*Exercise instructions*. All of the listing below must be repeated word for word. Pictures are the only thing to omit.

*** Records for the task ***

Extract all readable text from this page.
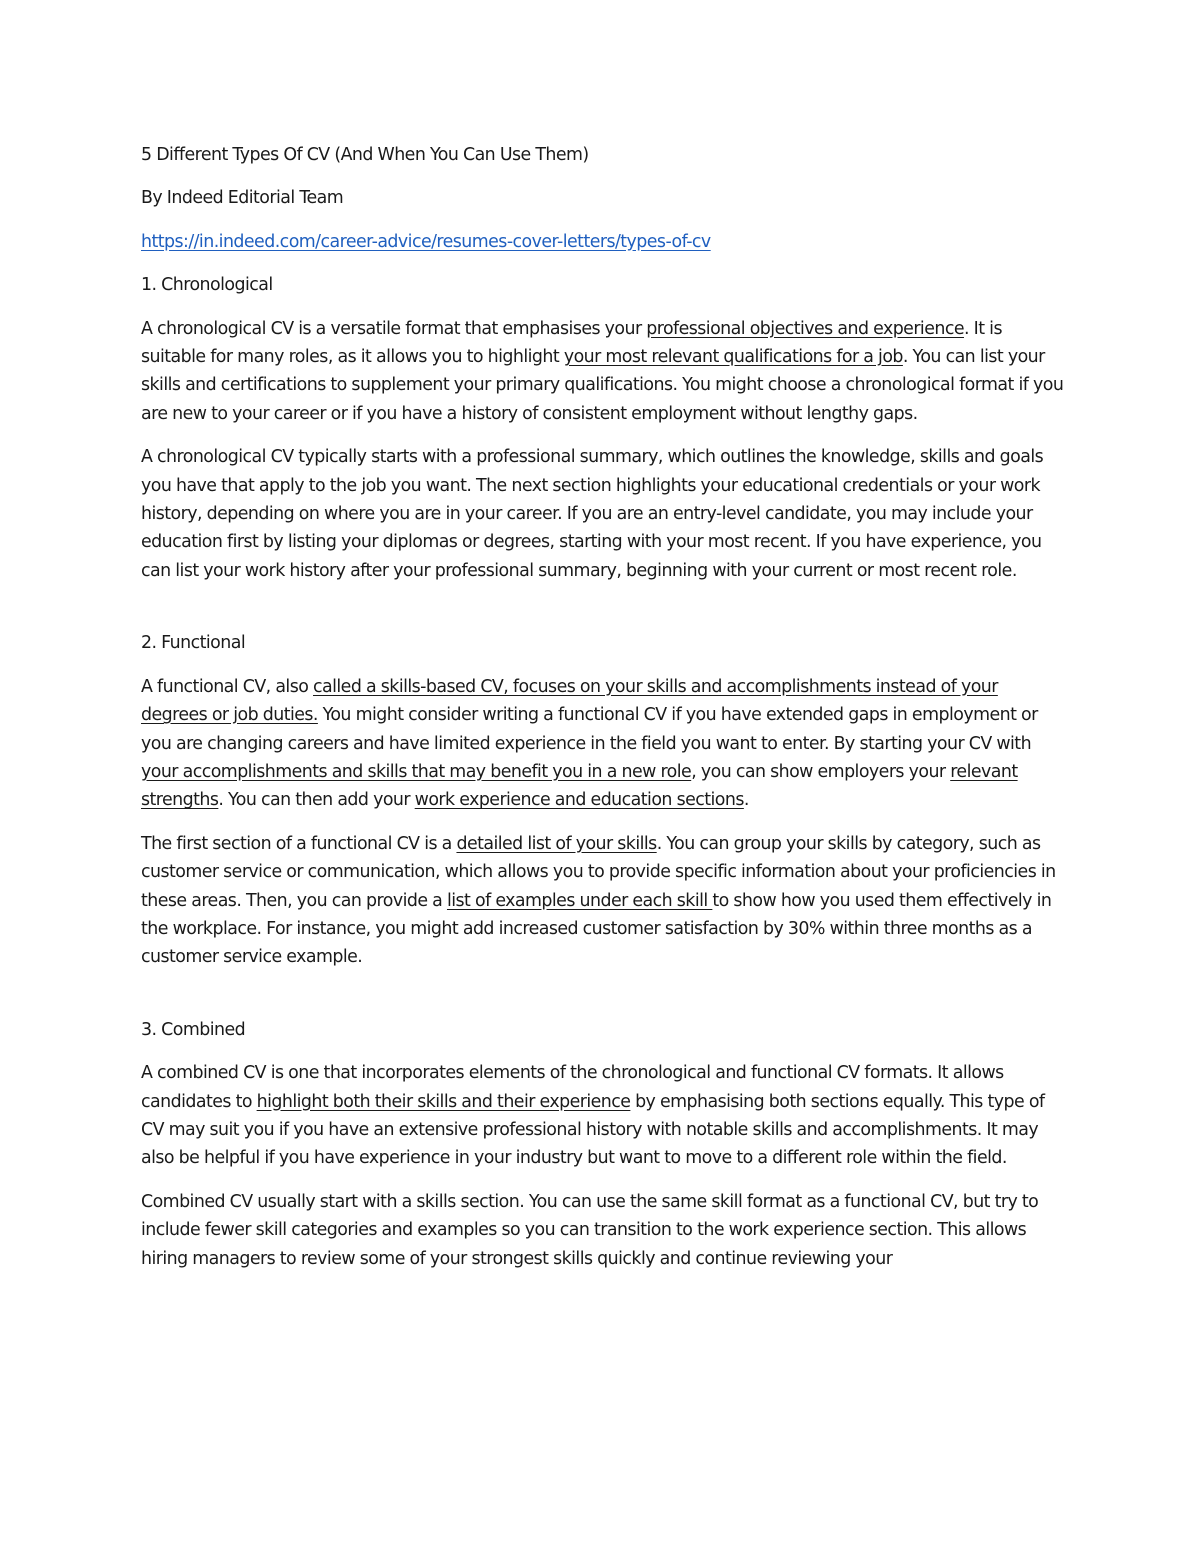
5 Different Types Of CV (And When You Can Use Them)

By Indeed Editorial Team

https://in.indeed.com/career-advice/resumes-cover-letters/types-of-cv

1. Chronological

A chronological CV is a versatile format that emphasises your professional objectives and experience. It is suitable for many roles, as it allows you to highlight your most relevant qualifications for a job. You can list your skills and certifications to supplement your primary qualifications. You might choose a chronological format if you are new to your career or if you have a history of consistent employment without lengthy gaps.

A chronological CV typically starts with a professional summary, which outlines the knowledge, skills and goals you have that apply to the job you want. The next section highlights your educational credentials or your work history, depending on where you are in your career. If you are an entry-level candidate, you may include your education first by listing your diplomas or degrees, starting with your most recent. If you have experience, you can list your work history after your professional summary, beginning with your current or most recent role.

2. Functional

A functional CV, also called a skills-based CV, focuses on your skills and accomplishments instead of your degrees or job duties. You might consider writing a functional CV if you have extended gaps in employment or you are changing careers and have limited experience in the field you want to enter. By starting your CV with your accomplishments and skills that may benefit you in a new role, you can show employers your relevant strengths. You can then add your work experience and education sections.

The first section of a functional CV is a detailed list of your skills. You can group your skills by category, such as customer service or communication, which allows you to provide specific information about your proficiencies in these areas. Then, you can provide a list of examples under each skill to show how you used them effectively in the workplace. For instance, you might add increased customer satisfaction by 30% within three months as a customer service example.

3. Combined

A combined CV is one that incorporates elements of the chronological and functional CV formats. It allows candidates to highlight both their skills and their experience by emphasising both sections equally. This type of CV may suit you if you have an extensive professional history with notable skills and accomplishments. It may also be helpful if you have experience in your industry but want to move to a different role within the field.

Combined CV usually start with a skills section. You can use the same skill format as a functional CV, but try to include fewer skill categories and examples so you can transition to the work experience section. This allows hiring managers to review some of your strongest skills quickly and continue reviewing your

***

*The result*.
Extract all readable text from this page.
5 Different Types Of CV (And When You Can Use Them)

By Indeed Editorial Team

https://in.indeed.com/career-advice/resumes-cover-letters/types-of-cv

1. Chronological

A chronological CV is a versatile format that emphasises your professional objectives and experience. It is suitable for many roles, as it allows you to highlight your most relevant qualifications for a job. You can list your skills and certifications to supplement your primary qualifications. You might choose a chronological format if you are new to your career or if you have a history of consistent employment without lengthy gaps.

A chronological CV typically starts with a professional summary, which outlines the knowledge, skills and goals you have that apply to the job you want. The next section highlights your educational credentials or your work history, depending on where you are in your career. If you are an entry-level candidate, you may include your education first by listing your diplomas or degrees, starting with your most recent. If you have experience, you can list your work history after your professional summary, beginning with your current or most recent role.

2. Functional

A functional CV, also called a skills-based CV, focuses on your skills and accomplishments instead of your degrees or job duties. You might consider writing a functional CV if you have extended gaps in employment or you are changing careers and have limited experience in the field you want to enter. By starting your CV with your accomplishments and skills that may benefit you in a new role, you can show employers your relevant strengths. You can then add your work experience and education sections.

The first section of a functional CV is a detailed list of your skills. You can group your skills by category, such as customer service or communication, which allows you to provide specific information about your proficiencies in these areas. Then, you can provide a list of examples under each skill to show how you used them effectively in the workplace. For instance, you might add increased customer satisfaction by 30% within three months as a customer service example.

3. Combined

A combined CV is one that incorporates elements of the chronological and functional CV formats. It allows candidates to highlight both their skills and their experience by emphasising both sections equally. This type of CV may suit you if you have an extensive professional history with notable skills and accomplishments. It may also be helpful if you have experience in your industry but want to move to a different role within the field.

Combined CV usually start with a skills section. You can use the same skill format as a functional CV, but try to include fewer skill categories and examples so you can transition to the work experience section. This allows hiring managers to review some of your strongest skills quickly and continue reviewing your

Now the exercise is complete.